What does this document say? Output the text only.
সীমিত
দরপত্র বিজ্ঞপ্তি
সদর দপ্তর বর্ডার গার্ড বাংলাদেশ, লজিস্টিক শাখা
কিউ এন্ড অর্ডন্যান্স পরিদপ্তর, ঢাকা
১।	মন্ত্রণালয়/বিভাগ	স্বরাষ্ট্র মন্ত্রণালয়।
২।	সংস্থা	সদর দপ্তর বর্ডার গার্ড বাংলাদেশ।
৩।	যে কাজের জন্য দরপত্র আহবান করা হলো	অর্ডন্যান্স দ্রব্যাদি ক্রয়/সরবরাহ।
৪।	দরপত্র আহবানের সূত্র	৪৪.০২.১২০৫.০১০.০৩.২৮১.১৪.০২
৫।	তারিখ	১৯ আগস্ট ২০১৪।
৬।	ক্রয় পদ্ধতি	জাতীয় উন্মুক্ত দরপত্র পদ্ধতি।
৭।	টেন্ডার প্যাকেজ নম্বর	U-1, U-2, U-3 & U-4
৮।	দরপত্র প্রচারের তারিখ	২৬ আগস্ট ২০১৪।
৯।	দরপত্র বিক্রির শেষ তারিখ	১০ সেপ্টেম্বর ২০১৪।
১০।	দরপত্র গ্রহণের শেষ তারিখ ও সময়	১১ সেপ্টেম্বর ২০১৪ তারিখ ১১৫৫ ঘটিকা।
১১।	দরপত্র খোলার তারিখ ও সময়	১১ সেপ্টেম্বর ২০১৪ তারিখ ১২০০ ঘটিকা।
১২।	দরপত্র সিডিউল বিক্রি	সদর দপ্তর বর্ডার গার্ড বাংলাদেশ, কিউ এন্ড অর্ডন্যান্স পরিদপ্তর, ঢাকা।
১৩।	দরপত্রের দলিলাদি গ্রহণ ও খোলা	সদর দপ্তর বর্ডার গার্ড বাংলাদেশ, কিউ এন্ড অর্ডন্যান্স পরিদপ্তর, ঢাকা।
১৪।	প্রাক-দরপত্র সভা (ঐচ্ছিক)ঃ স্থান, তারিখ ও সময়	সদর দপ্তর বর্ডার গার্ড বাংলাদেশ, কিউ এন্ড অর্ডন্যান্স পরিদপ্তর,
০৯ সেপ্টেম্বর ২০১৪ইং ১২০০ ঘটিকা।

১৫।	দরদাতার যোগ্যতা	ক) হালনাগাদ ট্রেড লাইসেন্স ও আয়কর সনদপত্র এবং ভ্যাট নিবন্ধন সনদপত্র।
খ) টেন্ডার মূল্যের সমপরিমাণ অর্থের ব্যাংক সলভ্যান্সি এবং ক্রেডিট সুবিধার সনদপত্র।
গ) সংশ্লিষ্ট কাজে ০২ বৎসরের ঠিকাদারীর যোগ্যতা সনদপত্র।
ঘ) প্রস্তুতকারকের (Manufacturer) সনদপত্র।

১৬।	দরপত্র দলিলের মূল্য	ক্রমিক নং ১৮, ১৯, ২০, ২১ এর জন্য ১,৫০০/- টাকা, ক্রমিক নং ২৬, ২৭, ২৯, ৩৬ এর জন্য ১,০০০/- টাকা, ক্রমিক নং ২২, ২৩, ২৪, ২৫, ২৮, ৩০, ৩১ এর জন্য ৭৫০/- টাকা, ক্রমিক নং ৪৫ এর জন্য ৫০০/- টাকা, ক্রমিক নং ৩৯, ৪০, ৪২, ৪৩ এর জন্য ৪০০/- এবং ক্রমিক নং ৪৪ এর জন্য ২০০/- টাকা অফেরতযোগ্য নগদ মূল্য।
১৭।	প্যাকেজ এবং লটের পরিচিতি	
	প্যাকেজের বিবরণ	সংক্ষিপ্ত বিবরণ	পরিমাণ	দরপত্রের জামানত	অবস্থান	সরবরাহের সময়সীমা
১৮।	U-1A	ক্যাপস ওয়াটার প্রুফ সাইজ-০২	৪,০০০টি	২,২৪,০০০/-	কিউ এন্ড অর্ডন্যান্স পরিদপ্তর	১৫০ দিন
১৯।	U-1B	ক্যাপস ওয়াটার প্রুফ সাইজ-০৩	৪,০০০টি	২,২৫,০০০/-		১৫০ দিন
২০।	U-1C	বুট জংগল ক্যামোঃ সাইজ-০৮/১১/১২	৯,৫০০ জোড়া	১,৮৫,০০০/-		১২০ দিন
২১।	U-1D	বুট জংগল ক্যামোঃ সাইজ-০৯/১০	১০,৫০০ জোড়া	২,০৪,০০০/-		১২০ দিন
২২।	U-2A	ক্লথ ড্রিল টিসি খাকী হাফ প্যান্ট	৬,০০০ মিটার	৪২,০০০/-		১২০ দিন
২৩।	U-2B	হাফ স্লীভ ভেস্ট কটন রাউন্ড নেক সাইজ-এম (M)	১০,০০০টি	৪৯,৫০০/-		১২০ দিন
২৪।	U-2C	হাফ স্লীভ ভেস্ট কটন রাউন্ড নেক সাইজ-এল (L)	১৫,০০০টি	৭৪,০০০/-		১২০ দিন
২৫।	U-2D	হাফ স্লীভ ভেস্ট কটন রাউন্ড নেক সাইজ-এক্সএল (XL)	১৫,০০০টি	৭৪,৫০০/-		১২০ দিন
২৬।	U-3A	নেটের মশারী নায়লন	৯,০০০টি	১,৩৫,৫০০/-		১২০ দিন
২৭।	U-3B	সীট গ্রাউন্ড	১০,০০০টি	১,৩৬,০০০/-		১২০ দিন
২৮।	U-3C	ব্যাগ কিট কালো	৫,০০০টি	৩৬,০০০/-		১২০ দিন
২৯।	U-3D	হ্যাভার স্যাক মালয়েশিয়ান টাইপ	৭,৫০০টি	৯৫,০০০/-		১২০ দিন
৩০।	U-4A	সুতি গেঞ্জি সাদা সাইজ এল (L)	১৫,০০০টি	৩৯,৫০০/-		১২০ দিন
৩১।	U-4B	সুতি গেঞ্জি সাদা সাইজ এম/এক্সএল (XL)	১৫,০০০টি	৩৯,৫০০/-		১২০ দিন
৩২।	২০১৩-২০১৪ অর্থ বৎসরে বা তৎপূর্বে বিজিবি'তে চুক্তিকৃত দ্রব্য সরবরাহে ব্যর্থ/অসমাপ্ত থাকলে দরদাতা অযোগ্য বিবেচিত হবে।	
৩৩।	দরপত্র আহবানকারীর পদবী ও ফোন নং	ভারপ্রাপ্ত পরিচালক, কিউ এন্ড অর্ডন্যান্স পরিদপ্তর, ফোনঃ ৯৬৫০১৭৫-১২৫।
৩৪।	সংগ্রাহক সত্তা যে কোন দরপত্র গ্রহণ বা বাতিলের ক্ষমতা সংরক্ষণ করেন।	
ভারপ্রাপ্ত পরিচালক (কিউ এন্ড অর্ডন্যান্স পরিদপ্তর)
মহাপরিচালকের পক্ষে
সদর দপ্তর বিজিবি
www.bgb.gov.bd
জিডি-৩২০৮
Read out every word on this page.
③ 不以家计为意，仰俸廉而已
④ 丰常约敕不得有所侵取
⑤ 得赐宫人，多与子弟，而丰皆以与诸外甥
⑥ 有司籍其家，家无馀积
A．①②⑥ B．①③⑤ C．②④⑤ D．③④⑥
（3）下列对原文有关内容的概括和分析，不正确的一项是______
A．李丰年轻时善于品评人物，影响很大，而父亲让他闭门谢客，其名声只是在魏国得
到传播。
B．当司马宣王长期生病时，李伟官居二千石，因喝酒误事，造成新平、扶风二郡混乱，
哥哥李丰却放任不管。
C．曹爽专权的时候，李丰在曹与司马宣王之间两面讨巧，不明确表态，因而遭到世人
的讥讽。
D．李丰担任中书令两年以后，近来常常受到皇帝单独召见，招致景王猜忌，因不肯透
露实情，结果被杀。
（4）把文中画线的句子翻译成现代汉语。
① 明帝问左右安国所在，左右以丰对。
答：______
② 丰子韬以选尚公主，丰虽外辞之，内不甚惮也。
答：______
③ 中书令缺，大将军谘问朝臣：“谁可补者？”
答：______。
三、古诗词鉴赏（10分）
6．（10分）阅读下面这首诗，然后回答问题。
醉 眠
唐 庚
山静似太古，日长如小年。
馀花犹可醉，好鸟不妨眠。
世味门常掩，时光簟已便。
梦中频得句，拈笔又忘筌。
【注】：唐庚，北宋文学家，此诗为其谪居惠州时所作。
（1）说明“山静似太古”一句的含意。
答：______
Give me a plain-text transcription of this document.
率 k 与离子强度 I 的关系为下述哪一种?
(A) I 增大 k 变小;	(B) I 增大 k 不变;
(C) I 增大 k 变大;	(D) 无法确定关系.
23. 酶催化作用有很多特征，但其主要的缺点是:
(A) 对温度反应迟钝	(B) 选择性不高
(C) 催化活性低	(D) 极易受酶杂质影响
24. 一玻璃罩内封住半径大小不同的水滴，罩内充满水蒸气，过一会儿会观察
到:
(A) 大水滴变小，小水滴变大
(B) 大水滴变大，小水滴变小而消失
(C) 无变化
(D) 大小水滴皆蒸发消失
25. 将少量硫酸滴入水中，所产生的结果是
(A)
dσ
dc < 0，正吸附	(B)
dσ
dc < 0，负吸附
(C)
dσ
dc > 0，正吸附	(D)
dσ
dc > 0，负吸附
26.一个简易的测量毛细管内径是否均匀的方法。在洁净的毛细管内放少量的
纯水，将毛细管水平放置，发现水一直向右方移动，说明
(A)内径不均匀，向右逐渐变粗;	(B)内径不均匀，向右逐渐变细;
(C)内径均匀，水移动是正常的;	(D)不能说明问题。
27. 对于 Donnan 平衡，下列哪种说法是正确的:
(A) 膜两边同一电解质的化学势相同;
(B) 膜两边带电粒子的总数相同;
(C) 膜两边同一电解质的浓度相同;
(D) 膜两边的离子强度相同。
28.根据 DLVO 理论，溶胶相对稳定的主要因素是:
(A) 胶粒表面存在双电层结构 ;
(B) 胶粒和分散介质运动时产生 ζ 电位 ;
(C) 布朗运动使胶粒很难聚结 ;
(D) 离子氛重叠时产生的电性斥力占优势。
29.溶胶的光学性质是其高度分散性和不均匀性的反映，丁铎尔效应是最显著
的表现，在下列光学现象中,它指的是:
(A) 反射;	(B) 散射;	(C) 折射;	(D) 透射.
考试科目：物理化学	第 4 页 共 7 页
————
▶ [Exercise] Reproduce the listing above exactly from the line containing "Give me a plain-text" through its last line, with both of those lines included.

▶ [Solution]
Give me a plain-text transcription of this document.
率 k 与离子强度 I 的关系为下述哪一种?
(A) I 增大 k 变小;	(B) I 增大 k 不变;
(C) I 增大 k 变大;	(D) 无法确定关系.
23. 酶催化作用有很多特征，但其主要的缺点是:
(A) 对温度反应迟钝	(B) 选择性不高
(C) 催化活性低	(D) 极易受酶杂质影响
24. 一玻璃罩内封住半径大小不同的水滴，罩内充满水蒸气，过一会儿会观察
到:
(A) 大水滴变小，小水滴变大
(B) 大水滴变大，小水滴变小而消失
(C) 无变化
(D) 大小水滴皆蒸发消失
25. 将少量硫酸滴入水中，所产生的结果是
(A)
dσ
dc < 0，正吸附	(B)
dσ
dc < 0，负吸附
(C)
dσ
dc > 0，正吸附	(D)
dσ
dc > 0，负吸附
26.一个简易的测量毛细管内径是否均匀的方法。在洁净的毛细管内放少量的
纯水，将毛细管水平放置，发现水一直向右方移动，说明
(A)内径不均匀，向右逐渐变粗;	(B)内径不均匀，向右逐渐变细;
(C)内径均匀，水移动是正常的;	(D)不能说明问题。
27. 对于 Donnan 平衡，下列哪种说法是正确的:
(A) 膜两边同一电解质的化学势相同;
(B) 膜两边带电粒子的总数相同;
(C) 膜两边同一电解质的浓度相同;
(D) 膜两边的离子强度相同。
28.根据 DLVO 理论，溶胶相对稳定的主要因素是:
(A) 胶粒表面存在双电层结构 ;
(B) 胶粒和分散介质运动时产生 ζ 电位 ;
(C) 布朗运动使胶粒很难聚结 ;
(D) 离子氛重叠时产生的电性斥力占优势。
29.溶胶的光学性质是其高度分散性和不均匀性的反映，丁铎尔效应是最显著
的表现，在下列光学现象中,它指的是:
(A) 反射;	(B) 散射;	(C) 折射;	(D) 透射.
考试科目：物理化学	第 4 页 共 7 页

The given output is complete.